## AIM OF THE TASK
Copy all the data exactly, except the pictures.

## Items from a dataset
(begin)

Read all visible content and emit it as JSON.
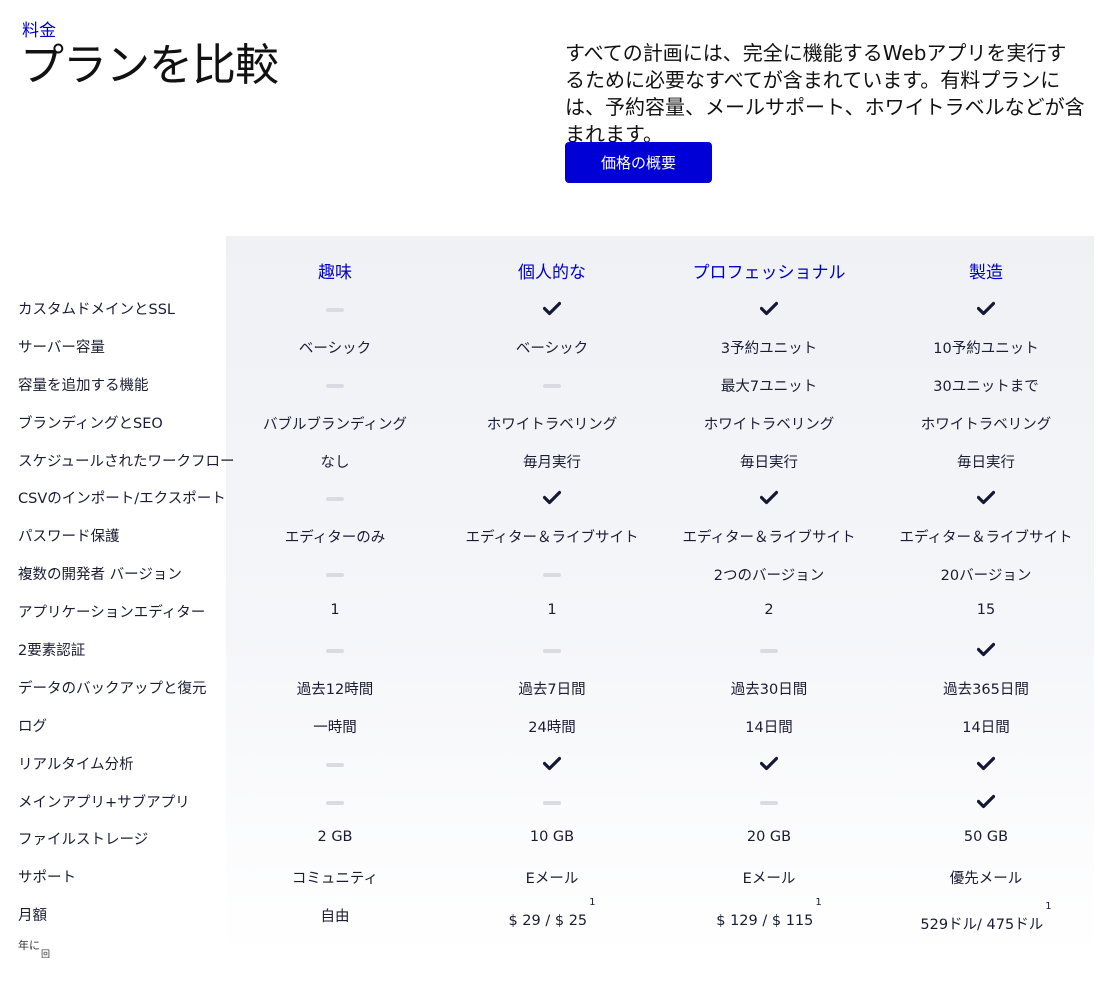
{
  "header": {
    "eyebrow": "料金",
    "title": "プランを比較",
    "intro": "すべての計画には、完全に機能するWebアプリを実行するために必要なすべてが含まれています。有料プランには、予約容量、メールサポート、ホワイトラベルなどが含まれます。",
    "button_label": "価格の概要"
  },
  "colors": {
    "accent": "#0000d6",
    "text": "#1a1c33",
    "dash": "#d9dbe2",
    "panel": "#eff1f5"
  },
  "plans": [
    "趣味",
    "個人的な",
    "プロフェッショナル",
    "製造"
  ],
  "rows": [
    {
      "label": "カスタムドメインとSSL",
      "cells": [
        {
          "dash": true
        },
        {
          "check": true
        },
        {
          "check": true
        },
        {
          "check": true
        }
      ]
    },
    {
      "label": "サーバー容量",
      "cells": [
        {
          "text": "ベーシック"
        },
        {
          "text": "ベーシック"
        },
        {
          "text": "3予約ユニット"
        },
        {
          "text": "10予約ユニット"
        }
      ]
    },
    {
      "label": "容量を追加する機能",
      "cells": [
        {
          "dash": true
        },
        {
          "dash": true
        },
        {
          "text": "最大7ユニット"
        },
        {
          "text": "30ユニットまで"
        }
      ]
    },
    {
      "label": "ブランディングとSEO",
      "cells": [
        {
          "text": "バブルブランディング"
        },
        {
          "text": "ホワイトラベリング"
        },
        {
          "text": "ホワイトラベリング"
        },
        {
          "text": "ホワイトラベリング"
        }
      ]
    },
    {
      "label": "スケジュールされたワークフロー",
      "cells": [
        {
          "text": "なし"
        },
        {
          "text": "毎月実行"
        },
        {
          "text": "毎日実行"
        },
        {
          "text": "毎日実行"
        }
      ]
    },
    {
      "label": "CSVのインポート/エクスポート",
      "cells": [
        {
          "dash": true
        },
        {
          "check": true
        },
        {
          "check": true
        },
        {
          "check": true
        }
      ]
    },
    {
      "label": "パスワード保護",
      "cells": [
        {
          "text": "エディターのみ"
        },
        {
          "text": "エディター＆ライブサイト"
        },
        {
          "text": "エディター＆ライブサイト"
        },
        {
          "text": "エディター＆ライブサイト"
        }
      ]
    },
    {
      "label": "複数の開発者 バージョン",
      "cells": [
        {
          "dash": true
        },
        {
          "dash": true
        },
        {
          "text": "2つのバージョン"
        },
        {
          "text": "20バージョン"
        }
      ]
    },
    {
      "label": "アプリケーションエディター",
      "cells": [
        {
          "text": "1"
        },
        {
          "text": "1"
        },
        {
          "text": "2"
        },
        {
          "text": "15"
        }
      ]
    },
    {
      "label": "2要素認証",
      "cells": [
        {
          "dash": true
        },
        {
          "dash": true
        },
        {
          "dash": true
        },
        {
          "check": true
        }
      ]
    },
    {
      "label": "データのバックアップと復元",
      "cells": [
        {
          "text": "過去12時間"
        },
        {
          "text": "過去7日間"
        },
        {
          "text": "過去30日間"
        },
        {
          "text": "過去365日間"
        }
      ]
    },
    {
      "label": "ログ",
      "cells": [
        {
          "text": "一時間"
        },
        {
          "text": "24時間"
        },
        {
          "text": "14日間"
        },
        {
          "text": "14日間"
        }
      ]
    },
    {
      "label": "リアルタイム分析",
      "cells": [
        {
          "dash": true
        },
        {
          "check": true
        },
        {
          "check": true
        },
        {
          "check": true
        }
      ]
    },
    {
      "label": "メインアプリ+サブアプリ",
      "cells": [
        {
          "dash": true
        },
        {
          "dash": true
        },
        {
          "dash": true
        },
        {
          "check": true
        }
      ]
    },
    {
      "label": "ファイルストレージ",
      "cells": [
        {
          "text": "2 GB"
        },
        {
          "text": "10 GB"
        },
        {
          "text": "20 GB"
        },
        {
          "text": "50 GB"
        }
      ]
    },
    {
      "label": "サポート",
      "cells": [
        {
          "text": "コミュニティ"
        },
        {
          "text": "Eメール"
        },
        {
          "text": "Eメール"
        },
        {
          "text": "優先メール"
        }
      ]
    },
    {
      "label": "月額",
      "cells": [
        {
          "text": "自由"
        },
        {
          "text": "$ 29 / $ 25",
          "sup": "1"
        },
        {
          "text": "$ 129 / $ 115",
          "sup": "1"
        },
        {
          "text": "529ドル/ 475ドル",
          "sup": "1"
        }
      ]
    }
  ],
  "footnote": {
    "text": "年に",
    "sub": "回"
  }
}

(end)

## TASK SOLUTION
Read all visible content and emit it as JSON.
{
  "header": {
    "eyebrow": "料金",
    "title": "プランを比較",
    "intro": "すべての計画には、完全に機能するWebアプリを実行するために必要なすべてが含まれています。有料プランには、予約容量、メールサポート、ホワイトラベルなどが含まれます。",
    "button_label": "価格の概要"
  },
  "colors": {
    "accent": "#0000d6",
    "text": "#1a1c33",
    "dash": "#d9dbe2",
    "panel": "#eff1f5"
  },
  "plans": [
    "趣味",
    "個人的な",
    "プロフェッショナル",
    "製造"
  ],
  "rows": [
    {
      "label": "カスタムドメインとSSL",
      "cells": [
        {
          "dash": true
        },
        {
          "check": true
        },
        {
          "check": true
        },
        {
          "check": true
        }
      ]
    },
    {
      "label": "サーバー容量",
      "cells": [
        {
          "text": "ベーシック"
        },
        {
          "text": "ベーシック"
        },
        {
          "text": "3予約ユニット"
        },
        {
          "text": "10予約ユニット"
        }
      ]
    },
    {
      "label": "容量を追加する機能",
      "cells": [
        {
          "dash": true
        },
        {
          "dash": true
        },
        {
          "text": "最大7ユニット"
        },
        {
          "text": "30ユニットまで"
        }
      ]
    },
    {
      "label": "ブランディングとSEO",
      "cells": [
        {
          "text": "バブルブランディング"
        },
        {
          "text": "ホワイトラベリング"
        },
        {
          "text": "ホワイトラベリング"
        },
        {
          "text": "ホワイトラベリング"
        }
      ]
    },
    {
      "label": "スケジュールされたワークフロー",
      "cells": [
        {
          "text": "なし"
        },
        {
          "text": "毎月実行"
        },
        {
          "text": "毎日実行"
        },
        {
          "text": "毎日実行"
        }
      ]
    },
    {
      "label": "CSVのインポート/エクスポート",
      "cells": [
        {
          "dash": true
        },
        {
          "check": true
        },
        {
          "check": true
        },
        {
          "check": true
        }
      ]
    },
    {
      "label": "パスワード保護",
      "cells": [
        {
          "text": "エディターのみ"
        },
        {
          "text": "エディター＆ライブサイト"
        },
        {
          "text": "エディター＆ライブサイト"
        },
        {
          "text": "エディター＆ライブサイト"
        }
      ]
    },
    {
      "label": "複数の開発者 バージョン",
      "cells": [
        {
          "dash": true
        },
        {
          "dash": true
        },
        {
          "text": "2つのバージョン"
        },
        {
          "text": "20バージョン"
        }
      ]
    },
    {
      "label": "アプリケーションエディター",
      "cells": [
        {
          "text": "1"
        },
        {
          "text": "1"
        },
        {
          "text": "2"
        },
        {
          "text": "15"
        }
      ]
    },
    {
      "label": "2要素認証",
      "cells": [
        {
          "dash": true
        },
        {
          "dash": true
        },
        {
          "dash": true
        },
        {
          "check": true
        }
      ]
    },
    {
      "label": "データのバックアップと復元",
      "cells": [
        {
          "text": "過去12時間"
        },
        {
          "text": "過去7日間"
        },
        {
          "text": "過去30日間"
        },
        {
          "text": "過去365日間"
        }
      ]
    },
    {
      "label": "ログ",
      "cells": [
        {
          "text": "一時間"
        },
        {
          "text": "24時間"
        },
        {
          "text": "14日間"
        },
        {
          "text": "14日間"
        }
      ]
    },
    {
      "label": "リアルタイム分析",
      "cells": [
        {
          "dash": true
        },
        {
          "check": true
        },
        {
          "check": true
        },
        {
          "check": true
        }
      ]
    },
    {
      "label": "メインアプリ+サブアプリ",
      "cells": [
        {
          "dash": true
        },
        {
          "dash": true
        },
        {
          "dash": true
        },
        {
          "check": true
        }
      ]
    },
    {
      "label": "ファイルストレージ",
      "cells": [
        {
          "text": "2 GB"
        },
        {
          "text": "10 GB"
        },
        {
          "text": "20 GB"
        },
        {
          "text": "50 GB"
        }
      ]
    },
    {
      "label": "サポート",
      "cells": [
        {
          "text": "コミュニティ"
        },
        {
          "text": "Eメール"
        },
        {
          "text": "Eメール"
        },
        {
          "text": "優先メール"
        }
      ]
    },
    {
      "label": "月額",
      "cells": [
        {
          "text": "自由"
        },
        {
          "text": "$ 29 / $ 25",
          "sup": "1"
        },
        {
          "text": "$ 129 / $ 115",
          "sup": "1"
        },
        {
          "text": "529ドル/ 475ドル",
          "sup": "1"
        }
      ]
    }
  ],
  "footnote": {
    "text": "年に",
    "sub": "回"
  }
}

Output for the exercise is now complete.